§ **Brief 1**
In the lecture notes on bureaucracy and judicial deference, what did the CUPE case (1979) say courts should defer to?
§ **Brief 2**
Transcribe the passage of the lecture notes starting with "-Did the desire" and going on through "about both diplomas.".

§ **Page text**
------------------------------
Downsizing has led to even more resentment
The human cost
-bureaucracies tend to serve middle-class best
-cultural bias
-pressure to conform
-makes whistle-blowing legislation difficult

Alternatives to bureaucracy:
-client-centred, street level
-dialectical organization:  characteristics opposite to those of  bureaucracy (more flexible)
-Did the desire to release accountability controls lead to HRDC & sponsorship scandals?

"Democratic administration" movement
-appropriate pubic consultation in policy-making
-democratic principle of mutual respect applied within the bureaucracy
-consciousness of impact of bureaucracy on democratic consciousness of society
-York offers a Graduate Diploma in Democratic Administration (in addition to the Graduate Diploma in Justice System Administration), which can be taken concurrently with any graduate degree.  Contact Ian Greene for details about both diplomas.

David Dyzenhaus: The Politics of Judicial Deference
How should judges respond to administrative determinations of law?
Theoretical background
-Bentham:  common law too messy to have positivity:  democratic positivist
-Blackstone:  common law is product of the people:  liberal antipositivist
-Dicey:  a positivist who supported common law
Dicey:
-rule of law made an obstacle to growth of public service
-public service grew anyway because of demand
-privative clauses introduced, but they only increased judicial power (not concern about bureaucracy, but about rule of law)

Liberal antipositivists
-common law is the basis for judicial review
Democratic positivists
-no legislative intent to the contrary
-some tribunals get their power through a contract rather than legislation

Submissive deference (Dicey) vs. Deference as respect

CUPE case (1979):  courts should defer to administrative determinations of policy.  (But containted seeds of expansion of judicial review)
Nicholson case (1979):  intervene to promote “fairness” (relevant principles of natural justice).

-CUPE case:  doctrine of “patently unreasonable”
-Beetz advocated a “pragmatic & functional” approach
-Does “patently unreasonable” mean the same as “incorrect”?
-Madame Justice Wilson wrote in a 1990 decision:   the court has “...a tendency ... To return to a less stringent test for judicial review than the one established
in CUPE.  This backsliding has been largely predicated upon a rather Dicean view of the rule of law...."
------------------------------
§ **Supplied information**
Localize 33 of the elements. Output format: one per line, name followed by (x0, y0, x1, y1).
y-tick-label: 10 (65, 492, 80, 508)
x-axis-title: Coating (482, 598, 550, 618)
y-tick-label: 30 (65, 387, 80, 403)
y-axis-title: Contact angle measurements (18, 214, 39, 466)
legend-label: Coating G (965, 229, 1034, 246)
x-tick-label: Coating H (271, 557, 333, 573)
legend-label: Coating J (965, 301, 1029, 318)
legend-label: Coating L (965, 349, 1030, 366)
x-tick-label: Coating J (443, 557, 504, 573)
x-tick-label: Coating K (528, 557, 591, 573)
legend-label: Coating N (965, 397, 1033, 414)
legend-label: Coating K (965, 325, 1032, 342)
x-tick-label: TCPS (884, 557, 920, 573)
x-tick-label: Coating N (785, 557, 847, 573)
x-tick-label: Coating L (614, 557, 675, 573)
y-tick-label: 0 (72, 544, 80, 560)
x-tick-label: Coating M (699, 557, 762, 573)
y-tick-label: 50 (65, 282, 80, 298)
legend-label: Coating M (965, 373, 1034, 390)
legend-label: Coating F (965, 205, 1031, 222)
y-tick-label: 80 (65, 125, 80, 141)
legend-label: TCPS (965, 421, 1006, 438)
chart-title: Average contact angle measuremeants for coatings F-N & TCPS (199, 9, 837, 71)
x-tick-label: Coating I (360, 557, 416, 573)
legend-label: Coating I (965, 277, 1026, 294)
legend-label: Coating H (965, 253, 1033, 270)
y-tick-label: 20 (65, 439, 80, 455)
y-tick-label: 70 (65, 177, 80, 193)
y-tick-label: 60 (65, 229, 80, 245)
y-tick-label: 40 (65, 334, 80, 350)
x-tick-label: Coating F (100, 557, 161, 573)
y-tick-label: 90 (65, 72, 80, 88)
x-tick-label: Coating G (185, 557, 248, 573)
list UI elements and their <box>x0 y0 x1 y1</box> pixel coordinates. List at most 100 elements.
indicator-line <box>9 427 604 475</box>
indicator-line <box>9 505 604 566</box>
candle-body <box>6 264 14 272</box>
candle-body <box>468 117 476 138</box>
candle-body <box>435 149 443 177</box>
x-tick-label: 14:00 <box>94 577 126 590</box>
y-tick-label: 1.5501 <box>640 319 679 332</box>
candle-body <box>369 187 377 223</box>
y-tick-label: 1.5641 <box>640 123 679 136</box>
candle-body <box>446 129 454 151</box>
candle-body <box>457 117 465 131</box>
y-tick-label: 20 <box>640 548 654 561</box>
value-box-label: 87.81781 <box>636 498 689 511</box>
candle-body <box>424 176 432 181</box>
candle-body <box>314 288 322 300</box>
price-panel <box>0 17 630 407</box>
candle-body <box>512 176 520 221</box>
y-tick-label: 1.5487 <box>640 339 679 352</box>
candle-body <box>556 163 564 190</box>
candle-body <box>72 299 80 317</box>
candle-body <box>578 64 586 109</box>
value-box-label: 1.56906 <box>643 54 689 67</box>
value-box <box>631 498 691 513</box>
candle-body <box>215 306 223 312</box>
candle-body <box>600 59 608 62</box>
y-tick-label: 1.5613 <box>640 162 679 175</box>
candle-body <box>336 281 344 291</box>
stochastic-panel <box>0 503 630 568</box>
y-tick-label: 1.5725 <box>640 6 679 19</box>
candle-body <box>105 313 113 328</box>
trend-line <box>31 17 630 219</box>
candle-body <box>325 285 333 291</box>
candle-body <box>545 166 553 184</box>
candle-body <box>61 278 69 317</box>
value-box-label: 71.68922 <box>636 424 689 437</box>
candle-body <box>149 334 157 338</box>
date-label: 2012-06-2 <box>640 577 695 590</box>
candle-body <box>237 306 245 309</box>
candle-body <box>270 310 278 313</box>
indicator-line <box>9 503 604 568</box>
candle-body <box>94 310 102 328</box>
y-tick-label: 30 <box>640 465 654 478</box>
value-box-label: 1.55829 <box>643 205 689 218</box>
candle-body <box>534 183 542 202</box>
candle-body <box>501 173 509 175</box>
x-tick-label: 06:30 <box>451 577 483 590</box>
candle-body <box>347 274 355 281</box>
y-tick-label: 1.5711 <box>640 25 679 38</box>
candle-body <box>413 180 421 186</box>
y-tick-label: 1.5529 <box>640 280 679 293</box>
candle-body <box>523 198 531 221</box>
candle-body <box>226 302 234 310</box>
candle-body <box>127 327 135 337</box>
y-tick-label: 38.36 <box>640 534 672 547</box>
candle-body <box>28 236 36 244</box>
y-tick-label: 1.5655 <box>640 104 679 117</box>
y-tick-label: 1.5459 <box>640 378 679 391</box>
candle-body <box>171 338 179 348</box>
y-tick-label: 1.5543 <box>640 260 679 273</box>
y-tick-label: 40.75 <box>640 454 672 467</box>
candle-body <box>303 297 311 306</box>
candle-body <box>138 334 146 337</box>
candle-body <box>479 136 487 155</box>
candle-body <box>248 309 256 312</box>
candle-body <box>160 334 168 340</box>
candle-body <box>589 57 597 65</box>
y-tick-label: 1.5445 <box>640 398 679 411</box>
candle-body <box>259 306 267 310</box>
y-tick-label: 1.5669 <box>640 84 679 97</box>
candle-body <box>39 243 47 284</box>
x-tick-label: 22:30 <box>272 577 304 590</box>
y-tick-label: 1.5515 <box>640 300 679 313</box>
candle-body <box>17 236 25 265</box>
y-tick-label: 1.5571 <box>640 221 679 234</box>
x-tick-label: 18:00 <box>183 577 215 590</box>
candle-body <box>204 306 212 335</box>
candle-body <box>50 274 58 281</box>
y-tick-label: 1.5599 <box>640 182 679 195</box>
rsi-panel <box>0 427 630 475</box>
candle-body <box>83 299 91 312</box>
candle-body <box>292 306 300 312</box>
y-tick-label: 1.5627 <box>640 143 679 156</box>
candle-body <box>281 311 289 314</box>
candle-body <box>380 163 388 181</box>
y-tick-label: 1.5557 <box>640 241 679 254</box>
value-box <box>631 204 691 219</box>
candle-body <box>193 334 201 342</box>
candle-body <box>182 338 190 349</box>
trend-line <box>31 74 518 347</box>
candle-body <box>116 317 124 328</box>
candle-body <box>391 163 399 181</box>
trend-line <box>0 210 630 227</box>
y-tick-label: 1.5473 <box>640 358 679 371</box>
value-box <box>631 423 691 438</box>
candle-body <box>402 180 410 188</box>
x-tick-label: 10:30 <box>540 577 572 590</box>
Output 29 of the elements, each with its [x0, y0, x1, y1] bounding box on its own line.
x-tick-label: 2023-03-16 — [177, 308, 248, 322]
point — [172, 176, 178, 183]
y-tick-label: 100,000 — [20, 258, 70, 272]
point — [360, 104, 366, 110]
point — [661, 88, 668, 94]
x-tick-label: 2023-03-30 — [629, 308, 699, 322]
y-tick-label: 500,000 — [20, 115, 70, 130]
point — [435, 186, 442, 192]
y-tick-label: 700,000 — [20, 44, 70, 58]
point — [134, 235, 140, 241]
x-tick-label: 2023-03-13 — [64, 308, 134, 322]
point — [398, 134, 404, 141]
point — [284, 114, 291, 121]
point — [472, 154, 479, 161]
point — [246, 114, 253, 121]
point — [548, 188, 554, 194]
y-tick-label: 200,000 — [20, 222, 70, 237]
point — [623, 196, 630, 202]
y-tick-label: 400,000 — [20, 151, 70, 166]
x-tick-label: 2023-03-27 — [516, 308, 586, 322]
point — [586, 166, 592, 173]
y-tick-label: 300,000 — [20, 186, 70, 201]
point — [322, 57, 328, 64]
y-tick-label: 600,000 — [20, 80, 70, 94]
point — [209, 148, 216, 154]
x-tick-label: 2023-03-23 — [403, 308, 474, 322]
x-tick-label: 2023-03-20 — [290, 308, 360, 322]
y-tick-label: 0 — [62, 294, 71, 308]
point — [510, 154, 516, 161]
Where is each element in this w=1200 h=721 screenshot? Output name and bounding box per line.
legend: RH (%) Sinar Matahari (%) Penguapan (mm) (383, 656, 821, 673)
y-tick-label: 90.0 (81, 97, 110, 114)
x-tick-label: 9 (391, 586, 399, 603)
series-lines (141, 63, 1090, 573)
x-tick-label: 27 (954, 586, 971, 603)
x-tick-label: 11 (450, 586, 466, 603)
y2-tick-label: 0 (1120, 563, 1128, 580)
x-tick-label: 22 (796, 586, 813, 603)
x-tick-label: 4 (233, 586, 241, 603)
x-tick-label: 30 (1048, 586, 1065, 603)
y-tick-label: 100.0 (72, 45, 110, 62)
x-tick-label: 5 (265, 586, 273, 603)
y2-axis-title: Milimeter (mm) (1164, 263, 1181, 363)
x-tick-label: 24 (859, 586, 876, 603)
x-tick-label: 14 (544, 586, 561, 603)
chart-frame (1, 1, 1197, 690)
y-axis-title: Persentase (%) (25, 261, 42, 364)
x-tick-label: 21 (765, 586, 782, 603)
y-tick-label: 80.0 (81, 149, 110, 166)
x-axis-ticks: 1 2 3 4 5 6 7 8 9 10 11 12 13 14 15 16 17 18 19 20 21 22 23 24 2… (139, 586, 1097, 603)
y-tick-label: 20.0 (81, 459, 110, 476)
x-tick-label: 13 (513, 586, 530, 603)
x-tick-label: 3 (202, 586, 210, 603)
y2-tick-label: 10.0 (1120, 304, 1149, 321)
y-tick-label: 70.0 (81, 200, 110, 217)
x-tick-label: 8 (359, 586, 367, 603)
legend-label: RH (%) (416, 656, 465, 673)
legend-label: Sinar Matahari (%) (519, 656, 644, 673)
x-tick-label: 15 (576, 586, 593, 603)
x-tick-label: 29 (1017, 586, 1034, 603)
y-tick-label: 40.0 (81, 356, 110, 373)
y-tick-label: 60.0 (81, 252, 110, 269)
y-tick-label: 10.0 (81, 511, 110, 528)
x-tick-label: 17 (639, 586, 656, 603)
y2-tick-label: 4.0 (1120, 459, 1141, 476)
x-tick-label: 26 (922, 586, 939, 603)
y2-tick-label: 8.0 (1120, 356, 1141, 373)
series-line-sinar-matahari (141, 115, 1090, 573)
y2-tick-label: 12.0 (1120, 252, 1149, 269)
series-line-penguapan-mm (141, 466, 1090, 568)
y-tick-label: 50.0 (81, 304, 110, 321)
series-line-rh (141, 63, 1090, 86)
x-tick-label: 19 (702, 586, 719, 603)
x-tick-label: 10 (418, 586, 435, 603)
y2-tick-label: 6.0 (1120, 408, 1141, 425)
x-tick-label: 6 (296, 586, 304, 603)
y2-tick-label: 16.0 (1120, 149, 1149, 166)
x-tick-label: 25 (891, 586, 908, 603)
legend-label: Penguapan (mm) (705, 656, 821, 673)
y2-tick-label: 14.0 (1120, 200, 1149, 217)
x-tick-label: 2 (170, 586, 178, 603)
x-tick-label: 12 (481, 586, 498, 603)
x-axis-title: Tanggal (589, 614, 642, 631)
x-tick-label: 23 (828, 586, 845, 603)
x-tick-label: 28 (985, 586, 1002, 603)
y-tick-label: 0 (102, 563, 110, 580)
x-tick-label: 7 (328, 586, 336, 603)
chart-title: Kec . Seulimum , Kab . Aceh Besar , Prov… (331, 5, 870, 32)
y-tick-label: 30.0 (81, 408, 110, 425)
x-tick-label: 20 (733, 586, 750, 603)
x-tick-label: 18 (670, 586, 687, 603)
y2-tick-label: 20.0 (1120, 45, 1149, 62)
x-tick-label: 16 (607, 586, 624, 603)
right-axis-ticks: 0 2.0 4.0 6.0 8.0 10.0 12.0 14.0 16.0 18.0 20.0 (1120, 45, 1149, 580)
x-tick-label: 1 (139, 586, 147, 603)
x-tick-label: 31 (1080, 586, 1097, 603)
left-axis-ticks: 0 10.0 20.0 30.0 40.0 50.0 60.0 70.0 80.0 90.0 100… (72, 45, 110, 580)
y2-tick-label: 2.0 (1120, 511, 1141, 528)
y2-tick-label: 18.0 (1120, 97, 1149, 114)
------------------------------
§ **Task response 1**
Administrative determinations of policy.

§ **Task response 2**
-Did the desire to release accountability controls lead to HRDC & sponsorship scandals?

"Democratic administration" movement
-appropriate pubic consultation in policy-making
-democratic principle of mutual respect applied within the bureaucracy
-consciousness of impact of bureaucracy on democratic consciousness of society
-York offers a Graduate Diploma in Democratic Administration (in addition to the Graduate Diploma in Justice System Administration), which can be taken concurrently with any graduate degree.  Contact Ian Greene for details about both diplomas.